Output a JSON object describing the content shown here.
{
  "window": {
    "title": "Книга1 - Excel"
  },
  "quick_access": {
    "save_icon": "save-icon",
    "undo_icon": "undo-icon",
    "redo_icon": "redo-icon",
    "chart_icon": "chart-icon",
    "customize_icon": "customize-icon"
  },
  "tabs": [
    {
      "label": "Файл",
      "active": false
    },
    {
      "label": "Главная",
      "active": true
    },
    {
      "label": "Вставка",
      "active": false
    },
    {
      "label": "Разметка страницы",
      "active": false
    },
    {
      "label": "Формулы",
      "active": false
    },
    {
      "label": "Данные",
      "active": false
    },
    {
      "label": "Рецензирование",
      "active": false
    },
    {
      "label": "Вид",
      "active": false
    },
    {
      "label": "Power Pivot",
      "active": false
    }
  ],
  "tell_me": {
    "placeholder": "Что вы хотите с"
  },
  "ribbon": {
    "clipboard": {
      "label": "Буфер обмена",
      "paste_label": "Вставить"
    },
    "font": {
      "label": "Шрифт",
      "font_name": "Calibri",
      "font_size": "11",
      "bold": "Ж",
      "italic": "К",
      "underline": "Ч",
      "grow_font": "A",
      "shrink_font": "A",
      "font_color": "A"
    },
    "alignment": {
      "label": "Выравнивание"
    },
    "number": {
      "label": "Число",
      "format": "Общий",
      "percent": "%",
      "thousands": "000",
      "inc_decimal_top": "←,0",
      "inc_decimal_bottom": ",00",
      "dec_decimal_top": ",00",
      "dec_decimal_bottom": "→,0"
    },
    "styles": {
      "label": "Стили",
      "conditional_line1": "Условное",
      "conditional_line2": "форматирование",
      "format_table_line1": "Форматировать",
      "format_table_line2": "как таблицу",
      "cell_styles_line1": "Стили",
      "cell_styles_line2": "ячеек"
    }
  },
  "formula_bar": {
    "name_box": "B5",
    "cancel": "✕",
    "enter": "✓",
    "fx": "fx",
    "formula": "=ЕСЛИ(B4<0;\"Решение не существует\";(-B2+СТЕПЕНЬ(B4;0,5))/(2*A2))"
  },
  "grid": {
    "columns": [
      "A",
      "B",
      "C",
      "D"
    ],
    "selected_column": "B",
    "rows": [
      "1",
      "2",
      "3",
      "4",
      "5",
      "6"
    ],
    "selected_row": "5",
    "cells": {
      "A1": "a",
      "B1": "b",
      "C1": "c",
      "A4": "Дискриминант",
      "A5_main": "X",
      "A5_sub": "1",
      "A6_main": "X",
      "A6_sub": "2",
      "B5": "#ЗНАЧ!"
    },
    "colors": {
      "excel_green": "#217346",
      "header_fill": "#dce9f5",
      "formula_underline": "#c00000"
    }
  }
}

● WHAT TO PRODUCE
Extract the complete listing above, reproducing each line exactly.

● TASK RESULT
Output a JSON object describing the content shown here.
{
  "window": {
    "title": "Книга1 - Excel"
  },
  "quick_access": {
    "save_icon": "save-icon",
    "undo_icon": "undo-icon",
    "redo_icon": "redo-icon",
    "chart_icon": "chart-icon",
    "customize_icon": "customize-icon"
  },
  "tabs": [
    {
      "label": "Файл",
      "active": false
    },
    {
      "label": "Главная",
      "active": true
    },
    {
      "label": "Вставка",
      "active": false
    },
    {
      "label": "Разметка страницы",
      "active": false
    },
    {
      "label": "Формулы",
      "active": false
    },
    {
      "label": "Данные",
      "active": false
    },
    {
      "label": "Рецензирование",
      "active": false
    },
    {
      "label": "Вид",
      "active": false
    },
    {
      "label": "Power Pivot",
      "active": false
    }
  ],
  "tell_me": {
    "placeholder": "Что вы хотите с"
  },
  "ribbon": {
    "clipboard": {
      "label": "Буфер обмена",
      "paste_label": "Вставить"
    },
    "font": {
      "label": "Шрифт",
      "font_name": "Calibri",
      "font_size": "11",
      "bold": "Ж",
      "italic": "К",
      "underline": "Ч",
      "grow_font": "A",
      "shrink_font": "A",
      "font_color": "A"
    },
    "alignment": {
      "label": "Выравнивание"
    },
    "number": {
      "label": "Число",
      "format": "Общий",
      "percent": "%",
      "thousands": "000",
      "inc_decimal_top": "←,0",
      "inc_decimal_bottom": ",00",
      "dec_decimal_top": ",00",
      "dec_decimal_bottom": "→,0"
    },
    "styles": {
      "label": "Стили",
      "conditional_line1": "Условное",
      "conditional_line2": "форматирование",
      "format_table_line1": "Форматировать",
      "format_table_line2": "как таблицу",
      "cell_styles_line1": "Стили",
      "cell_styles_line2": "ячеек"
    }
  },
  "formula_bar": {
    "name_box": "B5",
    "cancel": "✕",
    "enter": "✓",
    "fx": "fx",
    "formula": "=ЕСЛИ(B4<0;\"Решение не существует\";(-B2+СТЕПЕНЬ(B4;0,5))/(2*A2))"
  },
  "grid": {
    "columns": [
      "A",
      "B",
      "C",
      "D"
    ],
    "selected_column": "B",
    "rows": [
      "1",
      "2",
      "3",
      "4",
      "5",
      "6"
    ],
    "selected_row": "5",
    "cells": {
      "A1": "a",
      "B1": "b",
      "C1": "c",
      "A4": "Дискриминант",
      "A5_main": "X",
      "A5_sub": "1",
      "A6_main": "X",
      "A6_sub": "2",
      "B5": "#ЗНАЧ!"
    },
    "colors": {
      "excel_green": "#217346",
      "header_fill": "#dce9f5",
      "formula_underline": "#c00000"
    }
  }
}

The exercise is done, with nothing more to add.